## WHAT YOU SHOULD DO
Reproduce all of the material word for word.

====== RECORDS FOR THIS EXERCISE ======

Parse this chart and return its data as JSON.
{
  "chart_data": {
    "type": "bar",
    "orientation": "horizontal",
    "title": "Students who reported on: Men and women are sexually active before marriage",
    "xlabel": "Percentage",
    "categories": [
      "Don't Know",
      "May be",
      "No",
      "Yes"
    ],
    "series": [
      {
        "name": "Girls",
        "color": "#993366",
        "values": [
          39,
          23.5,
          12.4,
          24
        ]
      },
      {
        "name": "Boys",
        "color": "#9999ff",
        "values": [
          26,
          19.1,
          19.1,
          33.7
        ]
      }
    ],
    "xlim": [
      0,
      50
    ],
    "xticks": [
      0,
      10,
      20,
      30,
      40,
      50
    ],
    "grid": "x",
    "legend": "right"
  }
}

======

## RESPONSE TO THIS EXERCISE
Parse this chart and return its data as JSON.
{
  "chart_data": {
    "type": "bar",
    "orientation": "horizontal",
    "title": "Students who reported on: Men and women are sexually active before marriage",
    "xlabel": "Percentage",
    "categories": [
      "Don't Know",
      "May be",
      "No",
      "Yes"
    ],
    "series": [
      {
        "name": "Girls",
        "color": "#993366",
        "values": [
          39,
          23.5,
          12.4,
          24
        ]
      },
      {
        "name": "Boys",
        "color": "#9999ff",
        "values": [
          26,
          19.1,
          19.1,
          33.7
        ]
      }
    ],
    "xlim": [
      0,
      50
    ],
    "xticks": [
      0,
      10,
      20,
      30,
      40,
      50
    ],
    "grid": "x",
    "legend": "right"
  }
}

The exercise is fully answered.